REQUEST
Reproduce all of the data exactly.

▬▬▬▬▬▬

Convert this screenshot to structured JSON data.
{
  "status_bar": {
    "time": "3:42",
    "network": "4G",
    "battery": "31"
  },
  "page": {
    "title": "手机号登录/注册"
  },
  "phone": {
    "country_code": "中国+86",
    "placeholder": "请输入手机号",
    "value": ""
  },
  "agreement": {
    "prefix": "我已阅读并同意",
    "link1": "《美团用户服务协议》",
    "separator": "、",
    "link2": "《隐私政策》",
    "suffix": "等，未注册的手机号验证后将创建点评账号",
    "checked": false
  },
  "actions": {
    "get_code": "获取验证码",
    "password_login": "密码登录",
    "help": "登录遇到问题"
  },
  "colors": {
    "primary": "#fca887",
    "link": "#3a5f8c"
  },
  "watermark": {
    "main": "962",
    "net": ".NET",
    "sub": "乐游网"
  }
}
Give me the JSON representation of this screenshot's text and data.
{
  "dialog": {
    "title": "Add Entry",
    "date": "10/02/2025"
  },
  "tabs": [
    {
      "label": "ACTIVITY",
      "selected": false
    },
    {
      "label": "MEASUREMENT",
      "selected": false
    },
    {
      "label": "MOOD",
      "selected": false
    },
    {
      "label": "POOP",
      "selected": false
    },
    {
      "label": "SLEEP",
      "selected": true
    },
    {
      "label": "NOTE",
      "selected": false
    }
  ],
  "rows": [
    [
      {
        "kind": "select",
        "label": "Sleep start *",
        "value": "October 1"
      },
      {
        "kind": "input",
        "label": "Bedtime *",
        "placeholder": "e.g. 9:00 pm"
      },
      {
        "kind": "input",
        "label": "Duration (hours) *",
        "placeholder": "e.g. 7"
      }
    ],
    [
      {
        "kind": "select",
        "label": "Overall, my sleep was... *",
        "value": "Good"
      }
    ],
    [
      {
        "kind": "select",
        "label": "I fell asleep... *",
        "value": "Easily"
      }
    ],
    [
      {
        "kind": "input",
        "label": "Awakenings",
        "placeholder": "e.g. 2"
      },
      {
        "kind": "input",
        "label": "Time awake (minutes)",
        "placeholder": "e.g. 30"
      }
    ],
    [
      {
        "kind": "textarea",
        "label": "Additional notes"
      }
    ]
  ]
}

▬▬▬▬▬▬

CORRECT ANSWER
Convert this screenshot to structured JSON data.
{
  "status_bar": {
    "time": "3:42",
    "network": "4G",
    "battery": "31"
  },
  "page": {
    "title": "手机号登录/注册"
  },
  "phone": {
    "country_code": "中国+86",
    "placeholder": "请输入手机号",
    "value": ""
  },
  "agreement": {
    "prefix": "我已阅读并同意",
    "link1": "《美团用户服务协议》",
    "separator": "、",
    "link2": "《隐私政策》",
    "suffix": "等，未注册的手机号验证后将创建点评账号",
    "checked": false
  },
  "actions": {
    "get_code": "获取验证码",
    "password_login": "密码登录",
    "help": "登录遇到问题"
  },
  "colors": {
    "primary": "#fca887",
    "link": "#3a5f8c"
  },
  "watermark": {
    "main": "962",
    "net": ".NET",
    "sub": "乐游网"
  }
}
Give me the JSON representation of this screenshot's text and data.
{
  "dialog": {
    "title": "Add Entry",
    "date": "10/02/2025"
  },
  "tabs": [
    {
      "label": "ACTIVITY",
      "selected": false
    },
    {
      "label": "MEASUREMENT",
      "selected": false
    },
    {
      "label": "MOOD",
      "selected": false
    },
    {
      "label": "POOP",
      "selected": false
    },
    {
      "label": "SLEEP",
      "selected": true
    },
    {
      "label": "NOTE",
      "selected": false
    }
  ],
  "rows": [
    [
      {
        "kind": "select",
        "label": "Sleep start *",
        "value": "October 1"
      },
      {
        "kind": "input",
        "label": "Bedtime *",
        "placeholder": "e.g. 9:00 pm"
      },
      {
        "kind": "input",
        "label": "Duration (hours) *",
        "placeholder": "e.g. 7"
      }
    ],
    [
      {
        "kind": "select",
        "label": "Overall, my sleep was... *",
        "value": "Good"
      }
    ],
    [
      {
        "kind": "select",
        "label": "I fell asleep... *",
        "value": "Easily"
      }
    ],
    [
      {
        "kind": "input",
        "label": "Awakenings",
        "placeholder": "e.g. 2"
      },
      {
        "kind": "input",
        "label": "Time awake (minutes)",
        "placeholder": "e.g. 30"
      }
    ],
    [
      {
        "kind": "textarea",
        "label": "Additional notes"
      }
    ]
  ]
}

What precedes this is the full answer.